━━━━━ EXTRACTED RECORDS ━━━━━
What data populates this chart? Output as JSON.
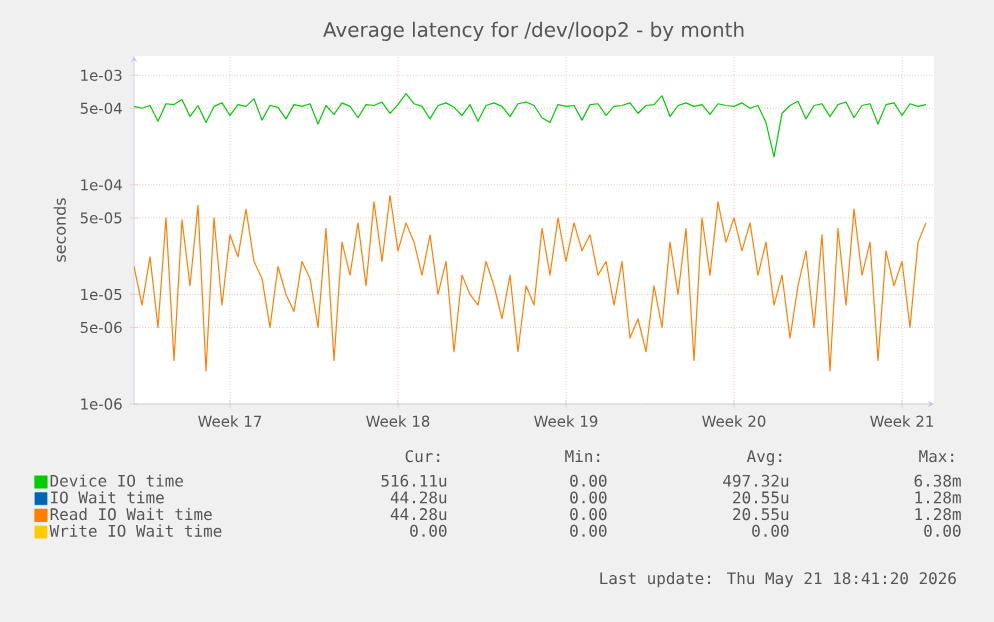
{
  "chart_data": {
    "type": "line",
    "title": "Average latency for /dev/loop2 - by month",
    "ylabel": "seconds",
    "log": "y",
    "grid": true,
    "legend": "bottom",
    "ylim": [
      1e-06,
      0.0015
    ],
    "yticks": [
      {
        "value": 1e-06,
        "label": "1e-06"
      },
      {
        "value": 5e-06,
        "label": "5e-06"
      },
      {
        "value": 1e-05,
        "label": "1e-05"
      },
      {
        "value": 5e-05,
        "label": "5e-05"
      },
      {
        "value": 0.0001,
        "label": "1e-04"
      },
      {
        "value": 0.0005,
        "label": "5e-04"
      },
      {
        "value": 0.001,
        "label": "1e-03"
      }
    ],
    "categories": [
      null,
      null,
      null,
      null,
      null,
      null,
      null,
      null,
      null,
      null,
      null,
      null,
      "Week 17",
      null,
      null,
      null,
      null,
      null,
      null,
      null,
      null,
      null,
      null,
      null,
      null,
      null,
      null,
      null,
      null,
      null,
      null,
      null,
      null,
      "Week 18",
      null,
      null,
      null,
      null,
      null,
      null,
      null,
      null,
      null,
      null,
      null,
      null,
      null,
      null,
      null,
      null,
      null,
      null,
      null,
      null,
      "Week 19",
      null,
      null,
      null,
      null,
      null,
      null,
      null,
      null,
      null,
      null,
      null,
      null,
      null,
      null,
      null,
      null,
      null,
      null,
      null,
      null,
      "Week 20",
      null,
      null,
      null,
      null,
      null,
      null,
      null,
      null,
      null,
      null,
      null,
      null,
      null,
      null,
      null,
      null,
      null,
      null,
      null,
      null,
      "Week 21",
      null,
      null,
      null
    ],
    "series": [
      {
        "name": "Device IO time",
        "color": "#00cc00",
        "values": [
          0.00052,
          0.0005,
          0.00053,
          0.00038,
          0.00055,
          0.00054,
          0.0006,
          0.00042,
          0.00053,
          0.00037,
          0.00052,
          0.00056,
          0.00043,
          0.00054,
          0.00052,
          0.00061,
          0.00039,
          0.00053,
          0.00051,
          0.0004,
          0.00054,
          0.00052,
          0.00055,
          0.00036,
          0.00053,
          0.00044,
          0.00056,
          0.00052,
          0.00041,
          0.00054,
          0.00053,
          0.00057,
          0.00045,
          0.00054,
          0.00068,
          0.00055,
          0.00052,
          0.0004,
          0.00053,
          0.00056,
          0.00051,
          0.00043,
          0.00054,
          0.00038,
          0.00053,
          0.00056,
          0.00052,
          0.00042,
          0.00055,
          0.00057,
          0.00053,
          0.00041,
          0.00037,
          0.00054,
          0.00052,
          0.00053,
          0.00039,
          0.00054,
          0.00055,
          0.00043,
          0.00052,
          0.00053,
          0.00056,
          0.00045,
          0.00053,
          0.00054,
          0.00065,
          0.00042,
          0.00053,
          0.00056,
          0.00052,
          0.00054,
          0.00044,
          0.00055,
          0.00053,
          0.00052,
          0.00056,
          0.0005,
          0.00053,
          0.00037,
          0.00018,
          0.00045,
          0.00053,
          0.00058,
          0.0004,
          0.00053,
          0.00055,
          0.00042,
          0.00054,
          0.00057,
          0.00041,
          0.00053,
          0.00055,
          0.00036,
          0.00054,
          0.00056,
          0.00043,
          0.00055,
          0.00052,
          0.00054
        ]
      },
      {
        "name": "IO Wait time",
        "color": "#0066b3",
        "values": [
          null,
          null,
          null,
          null,
          null,
          null,
          null,
          null,
          null,
          null,
          null,
          null,
          null,
          null,
          null,
          null,
          null,
          null,
          null,
          null,
          null,
          null,
          null,
          null,
          null,
          null,
          null,
          null,
          null,
          null,
          null,
          null,
          null,
          null,
          null,
          null,
          null,
          null,
          null,
          null,
          null,
          null,
          null,
          null,
          null,
          null,
          null,
          null,
          null,
          null,
          null,
          null,
          null,
          null,
          null,
          null,
          null,
          null,
          null,
          null,
          null,
          null,
          null,
          null,
          null,
          null,
          null,
          null,
          null,
          null,
          null,
          null,
          null,
          null,
          null,
          null,
          null,
          null,
          null,
          null,
          null,
          null,
          null,
          null,
          null,
          null,
          null,
          null,
          null,
          null,
          null,
          null,
          null,
          null,
          null,
          null,
          null,
          null,
          null,
          null
        ]
      },
      {
        "name": "Read IO Wait time",
        "color": "#ff8000",
        "values": [
          1.8e-05,
          8e-06,
          2.2e-05,
          5e-06,
          5e-05,
          2.5e-06,
          4.8e-05,
          1.2e-05,
          6.5e-05,
          2e-06,
          5e-05,
          8e-06,
          3.5e-05,
          2.2e-05,
          6e-05,
          2e-05,
          1.4e-05,
          5e-06,
          1.8e-05,
          1e-05,
          7e-06,
          2e-05,
          1.4e-05,
          5e-06,
          4e-05,
          2.5e-06,
          3e-05,
          1.5e-05,
          4.5e-05,
          1.2e-05,
          7e-05,
          2e-05,
          8e-05,
          2.5e-05,
          4.5e-05,
          3e-05,
          1.5e-05,
          3.5e-05,
          1e-05,
          2e-05,
          3e-06,
          1.5e-05,
          1e-05,
          8e-06,
          2e-05,
          1.2e-05,
          6e-06,
          1.5e-05,
          3e-06,
          1.2e-05,
          8e-06,
          4e-05,
          1.5e-05,
          5e-05,
          2e-05,
          4.5e-05,
          2.5e-05,
          3.5e-05,
          1.5e-05,
          2e-05,
          8e-06,
          2e-05,
          4e-06,
          6e-06,
          3e-06,
          1.2e-05,
          5e-06,
          3e-05,
          1e-05,
          4e-05,
          2.5e-06,
          5e-05,
          1.5e-05,
          7e-05,
          3e-05,
          5e-05,
          2.5e-05,
          4.5e-05,
          1.5e-05,
          3e-05,
          8e-06,
          1.5e-05,
          4e-06,
          1.2e-05,
          2.5e-05,
          5e-06,
          3.5e-05,
          2e-06,
          4e-05,
          8e-06,
          6e-05,
          1.5e-05,
          3e-05,
          2.5e-06,
          2.5e-05,
          1.2e-05,
          2e-05,
          5e-06,
          3e-05,
          4.5e-05
        ]
      },
      {
        "name": "Write IO Wait time",
        "color": "#ffcc00",
        "values": [
          null,
          null,
          null,
          null,
          null,
          null,
          null,
          null,
          null,
          null,
          null,
          null,
          null,
          null,
          null,
          null,
          null,
          null,
          null,
          null,
          null,
          null,
          null,
          null,
          null,
          null,
          null,
          null,
          null,
          null,
          null,
          null,
          null,
          null,
          null,
          null,
          null,
          null,
          null,
          null,
          null,
          null,
          null,
          null,
          null,
          null,
          null,
          null,
          null,
          null,
          null,
          null,
          null,
          null,
          null,
          null,
          null,
          null,
          null,
          null,
          null,
          null,
          null,
          null,
          null,
          null,
          null,
          null,
          null,
          null,
          null,
          null,
          null,
          null,
          null,
          null,
          null,
          null,
          null,
          null,
          null,
          null,
          null,
          null,
          null,
          null,
          null,
          null,
          null,
          null,
          null,
          null,
          null,
          null,
          null,
          null,
          null,
          null,
          null,
          null
        ]
      }
    ],
    "annotations": [
      "Cur:",
      "Min:",
      "Avg:",
      "Max:",
      "516.11u",
      "0.00",
      "497.32u",
      "6.38m",
      "44.28u",
      "0.00",
      "20.55u",
      "1.28m",
      "44.28u",
      "0.00",
      "20.55u",
      "1.28m",
      "0.00",
      "0.00",
      "0.00",
      "0.00",
      "Last update: Thu May 21 18:41:20 2026"
    ]
  }
}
━━━━━
Pictures appear in the records above. Output everything except them, exactly.

What data populates this chart? Output as JSON.
{
  "chart_data": {
    "type": "line",
    "title": "Average latency for /dev/loop2 - by month",
    "ylabel": "seconds",
    "log": "y",
    "grid": true,
    "legend": "bottom",
    "ylim": [
      1e-06,
      0.0015
    ],
    "yticks": [
      {
        "value": 1e-06,
        "label": "1e-06"
      },
      {
        "value": 5e-06,
        "label": "5e-06"
      },
      {
        "value": 1e-05,
        "label": "1e-05"
      },
      {
        "value": 5e-05,
        "label": "5e-05"
      },
      {
        "value": 0.0001,
        "label": "1e-04"
      },
      {
        "value": 0.0005,
        "label": "5e-04"
      },
      {
        "value": 0.001,
        "label": "1e-03"
      }
    ],
    "categories": [
      null,
      null,
      null,
      null,
      null,
      null,
      null,
      null,
      null,
      null,
      null,
      null,
      "Week 17",
      null,
      null,
      null,
      null,
      null,
      null,
      null,
      null,
      null,
      null,
      null,
      null,
      null,
      null,
      null,
      null,
      null,
      null,
      null,
      null,
      "Week 18",
      null,
      null,
      null,
      null,
      null,
      null,
      null,
      null,
      null,
      null,
      null,
      null,
      null,
      null,
      null,
      null,
      null,
      null,
      null,
      null,
      "Week 19",
      null,
      null,
      null,
      null,
      null,
      null,
      null,
      null,
      null,
      null,
      null,
      null,
      null,
      null,
      null,
      null,
      null,
      null,
      null,
      null,
      "Week 20",
      null,
      null,
      null,
      null,
      null,
      null,
      null,
      null,
      null,
      null,
      null,
      null,
      null,
      null,
      null,
      null,
      null,
      null,
      null,
      null,
      "Week 21",
      null,
      null,
      null
    ],
    "series": [
      {
        "name": "Device IO time",
        "color": "#00cc00",
        "values": [
          0.00052,
          0.0005,
          0.00053,
          0.00038,
          0.00055,
          0.00054,
          0.0006,
          0.00042,
          0.00053,
          0.00037,
          0.00052,
          0.00056,
          0.00043,
          0.00054,
          0.00052,
          0.00061,
          0.00039,
          0.00053,
          0.00051,
          0.0004,
          0.00054,
          0.00052,
          0.00055,
          0.00036,
          0.00053,
          0.00044,
          0.00056,
          0.00052,
          0.00041,
          0.00054,
          0.00053,
          0.00057,
          0.00045,
          0.00054,
          0.00068,
          0.00055,
          0.00052,
          0.0004,
          0.00053,
          0.00056,
          0.00051,
          0.00043,
          0.00054,
          0.00038,
          0.00053,
          0.00056,
          0.00052,
          0.00042,
          0.00055,
          0.00057,
          0.00053,
          0.00041,
          0.00037,
          0.00054,
          0.00052,
          0.00053,
          0.00039,
          0.00054,
          0.00055,
          0.00043,
          0.00052,
          0.00053,
          0.00056,
          0.00045,
          0.00053,
          0.00054,
          0.00065,
          0.00042,
          0.00053,
          0.00056,
          0.00052,
          0.00054,
          0.00044,
          0.00055,
          0.00053,
          0.00052,
          0.00056,
          0.0005,
          0.00053,
          0.00037,
          0.00018,
          0.00045,
          0.00053,
          0.00058,
          0.0004,
          0.00053,
          0.00055,
          0.00042,
          0.00054,
          0.00057,
          0.00041,
          0.00053,
          0.00055,
          0.00036,
          0.00054,
          0.00056,
          0.00043,
          0.00055,
          0.00052,
          0.00054
        ]
      },
      {
        "name": "IO Wait time",
        "color": "#0066b3",
        "values": [
          null,
          null,
          null,
          null,
          null,
          null,
          null,
          null,
          null,
          null,
          null,
          null,
          null,
          null,
          null,
          null,
          null,
          null,
          null,
          null,
          null,
          null,
          null,
          null,
          null,
          null,
          null,
          null,
          null,
          null,
          null,
          null,
          null,
          null,
          null,
          null,
          null,
          null,
          null,
          null,
          null,
          null,
          null,
          null,
          null,
          null,
          null,
          null,
          null,
          null,
          null,
          null,
          null,
          null,
          null,
          null,
          null,
          null,
          null,
          null,
          null,
          null,
          null,
          null,
          null,
          null,
          null,
          null,
          null,
          null,
          null,
          null,
          null,
          null,
          null,
          null,
          null,
          null,
          null,
          null,
          null,
          null,
          null,
          null,
          null,
          null,
          null,
          null,
          null,
          null,
          null,
          null,
          null,
          null,
          null,
          null,
          null,
          null,
          null,
          null
        ]
      },
      {
        "name": "Read IO Wait time",
        "color": "#ff8000",
        "values": [
          1.8e-05,
          8e-06,
          2.2e-05,
          5e-06,
          5e-05,
          2.5e-06,
          4.8e-05,
          1.2e-05,
          6.5e-05,
          2e-06,
          5e-05,
          8e-06,
          3.5e-05,
          2.2e-05,
          6e-05,
          2e-05,
          1.4e-05,
          5e-06,
          1.8e-05,
          1e-05,
          7e-06,
          2e-05,
          1.4e-05,
          5e-06,
          4e-05,
          2.5e-06,
          3e-05,
          1.5e-05,
          4.5e-05,
          1.2e-05,
          7e-05,
          2e-05,
          8e-05,
          2.5e-05,
          4.5e-05,
          3e-05,
          1.5e-05,
          3.5e-05,
          1e-05,
          2e-05,
          3e-06,
          1.5e-05,
          1e-05,
          8e-06,
          2e-05,
          1.2e-05,
          6e-06,
          1.5e-05,
          3e-06,
          1.2e-05,
          8e-06,
          4e-05,
          1.5e-05,
          5e-05,
          2e-05,
          4.5e-05,
          2.5e-05,
          3.5e-05,
          1.5e-05,
          2e-05,
          8e-06,
          2e-05,
          4e-06,
          6e-06,
          3e-06,
          1.2e-05,
          5e-06,
          3e-05,
          1e-05,
          4e-05,
          2.5e-06,
          5e-05,
          1.5e-05,
          7e-05,
          3e-05,
          5e-05,
          2.5e-05,
          4.5e-05,
          1.5e-05,
          3e-05,
          8e-06,
          1.5e-05,
          4e-06,
          1.2e-05,
          2.5e-05,
          5e-06,
          3.5e-05,
          2e-06,
          4e-05,
          8e-06,
          6e-05,
          1.5e-05,
          3e-05,
          2.5e-06,
          2.5e-05,
          1.2e-05,
          2e-05,
          5e-06,
          3e-05,
          4.5e-05
        ]
      },
      {
        "name": "Write IO Wait time",
        "color": "#ffcc00",
        "values": [
          null,
          null,
          null,
          null,
          null,
          null,
          null,
          null,
          null,
          null,
          null,
          null,
          null,
          null,
          null,
          null,
          null,
          null,
          null,
          null,
          null,
          null,
          null,
          null,
          null,
          null,
          null,
          null,
          null,
          null,
          null,
          null,
          null,
          null,
          null,
          null,
          null,
          null,
          null,
          null,
          null,
          null,
          null,
          null,
          null,
          null,
          null,
          null,
          null,
          null,
          null,
          null,
          null,
          null,
          null,
          null,
          null,
          null,
          null,
          null,
          null,
          null,
          null,
          null,
          null,
          null,
          null,
          null,
          null,
          null,
          null,
          null,
          null,
          null,
          null,
          null,
          null,
          null,
          null,
          null,
          null,
          null,
          null,
          null,
          null,
          null,
          null,
          null,
          null,
          null,
          null,
          null,
          null,
          null,
          null,
          null,
          null,
          null,
          null,
          null
        ]
      }
    ],
    "annotations": [
      "Cur:",
      "Min:",
      "Avg:",
      "Max:",
      "516.11u",
      "0.00",
      "497.32u",
      "6.38m",
      "44.28u",
      "0.00",
      "20.55u",
      "1.28m",
      "44.28u",
      "0.00",
      "20.55u",
      "1.28m",
      "0.00",
      "0.00",
      "0.00",
      "0.00",
      "Last update: Thu May 21 18:41:20 2026"
    ]
  }
}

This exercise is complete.